[Begin WORKING DATA]

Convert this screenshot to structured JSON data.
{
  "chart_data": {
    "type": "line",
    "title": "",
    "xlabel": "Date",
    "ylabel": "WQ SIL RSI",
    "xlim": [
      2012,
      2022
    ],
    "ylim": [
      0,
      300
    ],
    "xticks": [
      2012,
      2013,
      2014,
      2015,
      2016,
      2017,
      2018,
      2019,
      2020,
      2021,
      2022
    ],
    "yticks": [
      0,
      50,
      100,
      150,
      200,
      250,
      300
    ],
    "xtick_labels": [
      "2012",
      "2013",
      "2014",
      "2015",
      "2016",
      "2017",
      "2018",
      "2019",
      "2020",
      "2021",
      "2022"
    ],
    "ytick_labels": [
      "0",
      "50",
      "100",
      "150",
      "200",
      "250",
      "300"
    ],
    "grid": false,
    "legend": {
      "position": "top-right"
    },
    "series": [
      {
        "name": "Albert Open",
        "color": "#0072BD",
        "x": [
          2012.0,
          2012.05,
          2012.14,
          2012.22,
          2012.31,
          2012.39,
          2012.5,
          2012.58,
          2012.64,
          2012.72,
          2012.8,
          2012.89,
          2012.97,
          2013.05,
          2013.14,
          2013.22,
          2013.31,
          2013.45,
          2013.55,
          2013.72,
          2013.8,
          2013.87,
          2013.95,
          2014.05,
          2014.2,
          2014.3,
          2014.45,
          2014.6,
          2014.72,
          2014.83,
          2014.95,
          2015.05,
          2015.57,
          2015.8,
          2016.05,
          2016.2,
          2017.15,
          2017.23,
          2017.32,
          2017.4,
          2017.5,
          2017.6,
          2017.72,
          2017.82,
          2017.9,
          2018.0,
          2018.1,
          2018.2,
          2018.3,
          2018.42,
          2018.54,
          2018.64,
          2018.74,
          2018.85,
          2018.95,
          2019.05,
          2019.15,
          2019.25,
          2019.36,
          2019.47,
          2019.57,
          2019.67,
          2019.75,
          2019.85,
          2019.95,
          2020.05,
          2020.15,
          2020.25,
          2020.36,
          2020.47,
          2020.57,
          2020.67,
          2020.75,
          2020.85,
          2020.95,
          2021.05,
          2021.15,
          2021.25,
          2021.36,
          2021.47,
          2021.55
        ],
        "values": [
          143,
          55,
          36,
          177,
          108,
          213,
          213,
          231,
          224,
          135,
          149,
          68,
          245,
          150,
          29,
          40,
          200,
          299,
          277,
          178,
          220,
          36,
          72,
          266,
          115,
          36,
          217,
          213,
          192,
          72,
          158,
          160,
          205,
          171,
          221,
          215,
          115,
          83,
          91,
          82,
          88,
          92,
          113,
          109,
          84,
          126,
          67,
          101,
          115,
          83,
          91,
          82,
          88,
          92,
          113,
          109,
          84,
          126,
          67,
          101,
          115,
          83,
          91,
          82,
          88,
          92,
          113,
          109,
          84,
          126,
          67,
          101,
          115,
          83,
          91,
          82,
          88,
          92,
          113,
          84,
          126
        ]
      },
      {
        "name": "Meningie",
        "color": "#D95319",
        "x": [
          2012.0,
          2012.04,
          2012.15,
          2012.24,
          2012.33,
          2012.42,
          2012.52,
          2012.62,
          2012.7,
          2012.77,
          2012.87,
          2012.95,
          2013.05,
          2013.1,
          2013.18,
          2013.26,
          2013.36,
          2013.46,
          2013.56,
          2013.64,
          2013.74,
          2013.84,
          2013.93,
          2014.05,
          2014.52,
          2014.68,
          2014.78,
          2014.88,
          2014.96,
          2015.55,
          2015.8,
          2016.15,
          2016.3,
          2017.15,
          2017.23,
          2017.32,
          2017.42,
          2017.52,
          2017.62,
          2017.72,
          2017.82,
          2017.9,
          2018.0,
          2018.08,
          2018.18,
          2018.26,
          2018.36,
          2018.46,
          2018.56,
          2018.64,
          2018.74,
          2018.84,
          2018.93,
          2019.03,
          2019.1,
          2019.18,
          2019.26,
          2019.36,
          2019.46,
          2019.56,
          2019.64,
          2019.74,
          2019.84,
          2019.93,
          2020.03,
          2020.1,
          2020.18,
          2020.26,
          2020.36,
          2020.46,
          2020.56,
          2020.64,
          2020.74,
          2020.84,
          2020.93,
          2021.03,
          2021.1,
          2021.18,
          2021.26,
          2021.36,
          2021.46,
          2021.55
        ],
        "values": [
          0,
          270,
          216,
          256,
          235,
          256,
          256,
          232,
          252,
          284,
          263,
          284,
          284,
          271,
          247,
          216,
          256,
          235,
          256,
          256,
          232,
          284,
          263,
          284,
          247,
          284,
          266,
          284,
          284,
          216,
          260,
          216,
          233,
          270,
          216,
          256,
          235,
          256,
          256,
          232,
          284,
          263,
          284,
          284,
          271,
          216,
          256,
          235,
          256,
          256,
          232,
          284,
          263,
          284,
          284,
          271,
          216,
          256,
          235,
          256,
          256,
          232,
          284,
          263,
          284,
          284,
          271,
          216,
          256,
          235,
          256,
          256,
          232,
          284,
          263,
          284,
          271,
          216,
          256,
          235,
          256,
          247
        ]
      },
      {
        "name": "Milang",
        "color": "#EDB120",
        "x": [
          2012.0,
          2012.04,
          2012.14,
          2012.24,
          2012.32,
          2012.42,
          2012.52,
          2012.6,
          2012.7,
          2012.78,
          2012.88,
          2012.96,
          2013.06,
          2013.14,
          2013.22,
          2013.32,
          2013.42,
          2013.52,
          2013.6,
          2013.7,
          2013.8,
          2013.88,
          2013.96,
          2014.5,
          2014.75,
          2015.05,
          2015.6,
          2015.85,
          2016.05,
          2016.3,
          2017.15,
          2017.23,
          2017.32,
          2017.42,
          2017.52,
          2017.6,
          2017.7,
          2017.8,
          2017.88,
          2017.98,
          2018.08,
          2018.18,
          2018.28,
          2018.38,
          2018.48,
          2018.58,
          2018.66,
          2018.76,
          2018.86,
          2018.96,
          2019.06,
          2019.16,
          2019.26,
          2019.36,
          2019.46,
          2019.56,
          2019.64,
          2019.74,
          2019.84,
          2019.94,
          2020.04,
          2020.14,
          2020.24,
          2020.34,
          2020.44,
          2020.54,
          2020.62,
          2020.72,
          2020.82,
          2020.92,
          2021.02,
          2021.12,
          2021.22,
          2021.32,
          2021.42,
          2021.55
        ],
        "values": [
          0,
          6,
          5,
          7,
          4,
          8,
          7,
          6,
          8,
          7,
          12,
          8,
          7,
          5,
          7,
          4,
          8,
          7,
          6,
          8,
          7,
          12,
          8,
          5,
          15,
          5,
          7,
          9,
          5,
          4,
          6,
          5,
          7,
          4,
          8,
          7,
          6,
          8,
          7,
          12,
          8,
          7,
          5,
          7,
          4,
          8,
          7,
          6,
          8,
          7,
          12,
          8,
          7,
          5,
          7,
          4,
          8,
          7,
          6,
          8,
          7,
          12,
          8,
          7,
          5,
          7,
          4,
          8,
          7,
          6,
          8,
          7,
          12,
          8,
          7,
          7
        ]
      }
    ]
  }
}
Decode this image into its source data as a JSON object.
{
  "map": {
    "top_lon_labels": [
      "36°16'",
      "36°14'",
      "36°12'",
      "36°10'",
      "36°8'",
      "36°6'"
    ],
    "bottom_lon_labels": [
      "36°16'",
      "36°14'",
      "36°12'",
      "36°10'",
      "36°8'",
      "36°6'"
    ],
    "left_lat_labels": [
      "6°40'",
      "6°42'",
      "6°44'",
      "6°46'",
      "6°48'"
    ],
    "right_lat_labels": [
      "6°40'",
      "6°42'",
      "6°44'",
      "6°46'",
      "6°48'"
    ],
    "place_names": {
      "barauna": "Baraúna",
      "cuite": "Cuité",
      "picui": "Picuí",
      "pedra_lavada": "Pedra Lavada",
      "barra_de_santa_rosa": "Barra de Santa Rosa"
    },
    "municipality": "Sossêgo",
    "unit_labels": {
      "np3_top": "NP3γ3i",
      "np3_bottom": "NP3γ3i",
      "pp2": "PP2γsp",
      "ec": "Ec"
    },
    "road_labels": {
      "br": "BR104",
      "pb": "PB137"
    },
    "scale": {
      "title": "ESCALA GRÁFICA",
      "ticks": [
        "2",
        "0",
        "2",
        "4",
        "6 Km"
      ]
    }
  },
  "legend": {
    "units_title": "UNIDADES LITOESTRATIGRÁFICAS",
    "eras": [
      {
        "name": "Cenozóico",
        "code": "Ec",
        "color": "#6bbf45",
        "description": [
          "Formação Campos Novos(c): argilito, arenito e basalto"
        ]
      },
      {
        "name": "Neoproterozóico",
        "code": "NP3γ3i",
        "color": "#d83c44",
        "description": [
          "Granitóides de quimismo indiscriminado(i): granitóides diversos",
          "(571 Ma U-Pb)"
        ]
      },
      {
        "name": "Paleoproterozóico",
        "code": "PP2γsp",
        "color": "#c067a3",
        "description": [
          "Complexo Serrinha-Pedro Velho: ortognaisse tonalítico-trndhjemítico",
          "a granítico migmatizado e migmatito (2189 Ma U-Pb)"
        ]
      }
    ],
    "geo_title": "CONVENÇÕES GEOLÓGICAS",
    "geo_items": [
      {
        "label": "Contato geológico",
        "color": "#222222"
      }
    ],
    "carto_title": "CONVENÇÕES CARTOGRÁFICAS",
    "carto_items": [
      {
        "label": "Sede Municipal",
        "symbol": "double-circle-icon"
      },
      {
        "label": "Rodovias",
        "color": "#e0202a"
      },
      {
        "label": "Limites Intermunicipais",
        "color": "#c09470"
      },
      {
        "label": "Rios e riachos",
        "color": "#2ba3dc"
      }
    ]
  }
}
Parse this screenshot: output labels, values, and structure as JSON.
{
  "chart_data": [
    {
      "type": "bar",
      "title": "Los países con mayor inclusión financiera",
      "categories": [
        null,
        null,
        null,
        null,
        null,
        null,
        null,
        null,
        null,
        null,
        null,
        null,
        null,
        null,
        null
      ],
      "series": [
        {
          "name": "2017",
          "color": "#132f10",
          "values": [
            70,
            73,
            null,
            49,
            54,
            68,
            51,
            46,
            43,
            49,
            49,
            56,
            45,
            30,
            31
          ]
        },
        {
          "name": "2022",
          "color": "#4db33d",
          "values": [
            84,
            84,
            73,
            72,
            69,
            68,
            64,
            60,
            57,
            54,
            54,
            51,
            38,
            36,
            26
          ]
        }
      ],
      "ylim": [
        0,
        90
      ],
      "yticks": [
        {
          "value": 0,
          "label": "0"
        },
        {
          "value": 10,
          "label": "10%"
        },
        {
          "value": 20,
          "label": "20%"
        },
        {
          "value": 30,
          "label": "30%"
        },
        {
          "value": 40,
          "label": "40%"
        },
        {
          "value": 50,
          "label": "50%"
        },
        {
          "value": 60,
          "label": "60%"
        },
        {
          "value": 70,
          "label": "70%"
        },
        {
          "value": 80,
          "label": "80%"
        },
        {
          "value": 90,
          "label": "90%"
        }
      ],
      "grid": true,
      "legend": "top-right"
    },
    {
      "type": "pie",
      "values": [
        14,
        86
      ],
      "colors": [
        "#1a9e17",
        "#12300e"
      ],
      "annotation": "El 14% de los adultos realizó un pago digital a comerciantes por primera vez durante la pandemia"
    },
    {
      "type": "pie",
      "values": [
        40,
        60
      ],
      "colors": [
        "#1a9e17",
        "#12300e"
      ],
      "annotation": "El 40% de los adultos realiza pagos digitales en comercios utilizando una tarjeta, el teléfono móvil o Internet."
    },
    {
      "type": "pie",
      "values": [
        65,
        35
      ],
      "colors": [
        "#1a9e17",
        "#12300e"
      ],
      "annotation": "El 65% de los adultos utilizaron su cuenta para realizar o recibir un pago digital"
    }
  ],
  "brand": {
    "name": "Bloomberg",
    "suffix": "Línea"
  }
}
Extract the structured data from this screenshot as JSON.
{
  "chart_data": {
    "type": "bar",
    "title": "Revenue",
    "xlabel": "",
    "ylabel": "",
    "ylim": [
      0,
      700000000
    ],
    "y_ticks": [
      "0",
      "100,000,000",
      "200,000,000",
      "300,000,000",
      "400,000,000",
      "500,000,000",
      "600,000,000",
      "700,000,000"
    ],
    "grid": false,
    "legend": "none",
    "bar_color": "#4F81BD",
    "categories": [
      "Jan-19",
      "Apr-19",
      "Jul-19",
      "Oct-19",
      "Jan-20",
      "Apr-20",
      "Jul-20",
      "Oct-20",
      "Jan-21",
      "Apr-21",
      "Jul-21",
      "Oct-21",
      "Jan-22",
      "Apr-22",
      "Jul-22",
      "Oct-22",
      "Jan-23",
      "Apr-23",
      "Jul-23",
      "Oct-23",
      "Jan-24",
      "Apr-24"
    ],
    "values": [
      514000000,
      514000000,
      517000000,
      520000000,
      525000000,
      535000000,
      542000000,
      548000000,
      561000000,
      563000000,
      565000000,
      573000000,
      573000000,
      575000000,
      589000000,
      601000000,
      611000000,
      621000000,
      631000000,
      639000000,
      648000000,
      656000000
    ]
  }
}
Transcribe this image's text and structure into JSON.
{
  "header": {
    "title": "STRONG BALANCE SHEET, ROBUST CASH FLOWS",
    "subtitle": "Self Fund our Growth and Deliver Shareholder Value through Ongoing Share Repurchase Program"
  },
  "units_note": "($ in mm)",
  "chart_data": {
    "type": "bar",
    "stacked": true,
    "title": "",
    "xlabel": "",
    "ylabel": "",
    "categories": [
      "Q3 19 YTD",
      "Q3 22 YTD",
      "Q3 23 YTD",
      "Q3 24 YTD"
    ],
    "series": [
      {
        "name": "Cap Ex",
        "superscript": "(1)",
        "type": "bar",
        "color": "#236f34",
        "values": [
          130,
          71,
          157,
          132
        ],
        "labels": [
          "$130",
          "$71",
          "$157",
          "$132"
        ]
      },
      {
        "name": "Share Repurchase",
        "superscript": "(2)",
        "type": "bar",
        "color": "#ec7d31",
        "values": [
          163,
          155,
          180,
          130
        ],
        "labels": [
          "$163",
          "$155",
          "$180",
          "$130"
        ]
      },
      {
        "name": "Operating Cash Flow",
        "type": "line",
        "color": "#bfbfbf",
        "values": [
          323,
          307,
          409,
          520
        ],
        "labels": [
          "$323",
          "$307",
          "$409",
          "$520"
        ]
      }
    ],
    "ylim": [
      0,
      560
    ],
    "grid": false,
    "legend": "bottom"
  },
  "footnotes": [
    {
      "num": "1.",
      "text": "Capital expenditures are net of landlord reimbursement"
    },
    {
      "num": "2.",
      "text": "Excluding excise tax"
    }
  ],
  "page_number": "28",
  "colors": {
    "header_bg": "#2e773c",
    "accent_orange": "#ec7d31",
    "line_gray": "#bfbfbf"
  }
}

[End WORKING DATA]

■ **TASK REQUIREMENTS**
Filter the entries above down to the lines containing the word "Share".

■ **FULL OUTPUT**
    "subtitle": "Self Fund our Growth and Deliver Shareholder Value through Ongoing Share Repurchase Program"
        "name": "Share Repurchase",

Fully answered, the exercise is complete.